Description of the task:
The required output is a single number: how many lines of the material contain the string "écluses".

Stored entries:
+--

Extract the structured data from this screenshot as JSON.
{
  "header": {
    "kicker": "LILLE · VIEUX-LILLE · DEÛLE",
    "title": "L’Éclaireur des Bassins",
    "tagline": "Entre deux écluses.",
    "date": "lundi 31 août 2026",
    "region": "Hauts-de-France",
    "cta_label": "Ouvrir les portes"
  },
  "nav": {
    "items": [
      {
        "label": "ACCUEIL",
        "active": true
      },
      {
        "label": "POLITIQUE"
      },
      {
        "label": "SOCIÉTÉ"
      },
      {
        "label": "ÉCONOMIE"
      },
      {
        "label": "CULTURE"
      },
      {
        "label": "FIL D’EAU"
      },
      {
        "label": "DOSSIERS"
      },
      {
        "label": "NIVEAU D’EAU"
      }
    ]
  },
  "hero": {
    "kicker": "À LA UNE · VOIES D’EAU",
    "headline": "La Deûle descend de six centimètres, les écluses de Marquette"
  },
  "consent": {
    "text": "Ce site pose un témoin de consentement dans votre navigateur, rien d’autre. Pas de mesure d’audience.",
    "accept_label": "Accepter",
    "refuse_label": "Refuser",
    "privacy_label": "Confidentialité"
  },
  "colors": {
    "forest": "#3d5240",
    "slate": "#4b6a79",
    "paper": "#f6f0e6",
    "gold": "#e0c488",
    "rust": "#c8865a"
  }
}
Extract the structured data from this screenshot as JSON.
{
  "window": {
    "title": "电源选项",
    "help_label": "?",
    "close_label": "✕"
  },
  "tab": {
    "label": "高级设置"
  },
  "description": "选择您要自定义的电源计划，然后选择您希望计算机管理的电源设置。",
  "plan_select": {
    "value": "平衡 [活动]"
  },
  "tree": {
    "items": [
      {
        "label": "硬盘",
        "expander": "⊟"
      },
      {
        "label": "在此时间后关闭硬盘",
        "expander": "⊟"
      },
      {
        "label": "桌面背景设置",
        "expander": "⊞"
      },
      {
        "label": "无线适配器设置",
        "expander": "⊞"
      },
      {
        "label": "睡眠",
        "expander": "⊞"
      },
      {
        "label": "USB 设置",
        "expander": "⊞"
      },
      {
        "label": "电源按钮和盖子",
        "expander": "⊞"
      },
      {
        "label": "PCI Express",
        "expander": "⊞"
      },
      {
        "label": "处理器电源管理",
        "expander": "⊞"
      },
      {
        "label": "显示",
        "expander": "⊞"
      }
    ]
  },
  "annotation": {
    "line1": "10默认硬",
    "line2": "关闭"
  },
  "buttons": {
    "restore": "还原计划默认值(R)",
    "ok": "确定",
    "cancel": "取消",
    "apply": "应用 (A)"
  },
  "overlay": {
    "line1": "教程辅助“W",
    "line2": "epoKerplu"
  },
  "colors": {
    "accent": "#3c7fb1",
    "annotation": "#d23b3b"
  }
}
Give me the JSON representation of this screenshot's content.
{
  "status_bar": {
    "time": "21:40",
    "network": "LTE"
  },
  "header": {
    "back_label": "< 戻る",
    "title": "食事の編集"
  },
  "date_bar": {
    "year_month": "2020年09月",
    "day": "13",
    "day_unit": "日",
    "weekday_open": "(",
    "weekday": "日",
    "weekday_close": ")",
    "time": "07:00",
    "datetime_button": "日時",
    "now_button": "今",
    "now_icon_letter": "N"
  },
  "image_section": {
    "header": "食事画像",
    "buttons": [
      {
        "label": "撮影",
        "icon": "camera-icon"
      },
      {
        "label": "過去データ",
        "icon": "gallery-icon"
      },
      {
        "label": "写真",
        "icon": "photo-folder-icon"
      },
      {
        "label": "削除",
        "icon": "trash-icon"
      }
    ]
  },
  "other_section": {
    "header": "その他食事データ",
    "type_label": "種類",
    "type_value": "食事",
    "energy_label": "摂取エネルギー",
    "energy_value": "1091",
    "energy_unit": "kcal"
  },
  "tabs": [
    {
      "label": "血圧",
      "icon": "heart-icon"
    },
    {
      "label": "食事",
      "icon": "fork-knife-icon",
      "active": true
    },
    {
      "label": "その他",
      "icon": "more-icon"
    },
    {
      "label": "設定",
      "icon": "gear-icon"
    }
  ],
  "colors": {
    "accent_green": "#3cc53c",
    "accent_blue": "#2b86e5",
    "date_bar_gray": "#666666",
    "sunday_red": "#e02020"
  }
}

+--

Task output:
2